(Figure record listings)
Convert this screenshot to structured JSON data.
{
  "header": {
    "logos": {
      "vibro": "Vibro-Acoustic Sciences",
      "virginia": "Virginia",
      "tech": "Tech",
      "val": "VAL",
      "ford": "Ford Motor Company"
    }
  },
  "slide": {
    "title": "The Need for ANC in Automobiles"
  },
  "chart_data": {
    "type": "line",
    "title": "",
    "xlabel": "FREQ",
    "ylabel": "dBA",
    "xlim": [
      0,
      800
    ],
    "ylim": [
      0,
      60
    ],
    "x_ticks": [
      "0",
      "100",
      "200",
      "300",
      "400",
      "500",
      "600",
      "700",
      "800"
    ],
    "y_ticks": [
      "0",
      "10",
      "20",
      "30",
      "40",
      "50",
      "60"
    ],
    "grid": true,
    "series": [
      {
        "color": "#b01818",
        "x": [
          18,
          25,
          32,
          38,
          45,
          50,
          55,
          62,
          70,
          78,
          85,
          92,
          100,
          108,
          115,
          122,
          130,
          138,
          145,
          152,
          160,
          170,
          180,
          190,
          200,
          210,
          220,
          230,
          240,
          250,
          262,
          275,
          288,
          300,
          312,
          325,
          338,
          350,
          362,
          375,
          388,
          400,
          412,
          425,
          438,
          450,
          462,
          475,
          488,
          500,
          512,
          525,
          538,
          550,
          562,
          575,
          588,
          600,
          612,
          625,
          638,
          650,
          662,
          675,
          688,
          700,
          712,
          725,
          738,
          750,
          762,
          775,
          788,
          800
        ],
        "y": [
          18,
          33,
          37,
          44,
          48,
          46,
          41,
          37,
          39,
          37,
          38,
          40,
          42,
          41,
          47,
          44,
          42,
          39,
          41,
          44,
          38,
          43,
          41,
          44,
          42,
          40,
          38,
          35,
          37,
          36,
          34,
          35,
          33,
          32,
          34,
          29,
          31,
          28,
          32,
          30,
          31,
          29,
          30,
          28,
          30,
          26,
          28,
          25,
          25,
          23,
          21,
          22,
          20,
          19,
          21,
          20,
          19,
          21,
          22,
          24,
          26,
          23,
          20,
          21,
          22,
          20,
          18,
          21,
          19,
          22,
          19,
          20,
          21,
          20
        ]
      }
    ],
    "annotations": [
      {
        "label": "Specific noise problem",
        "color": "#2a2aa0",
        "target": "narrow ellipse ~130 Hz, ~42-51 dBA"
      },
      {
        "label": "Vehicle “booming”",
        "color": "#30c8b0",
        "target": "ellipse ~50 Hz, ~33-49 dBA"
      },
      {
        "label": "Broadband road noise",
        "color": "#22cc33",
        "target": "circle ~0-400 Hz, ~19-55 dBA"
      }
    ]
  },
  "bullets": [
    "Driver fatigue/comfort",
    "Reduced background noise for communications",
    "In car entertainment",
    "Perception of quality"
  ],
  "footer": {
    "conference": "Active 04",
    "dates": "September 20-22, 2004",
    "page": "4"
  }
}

**WRITTEN TASK**
Tally the lines holding the string "title" and give only the count.

**RESULT**
2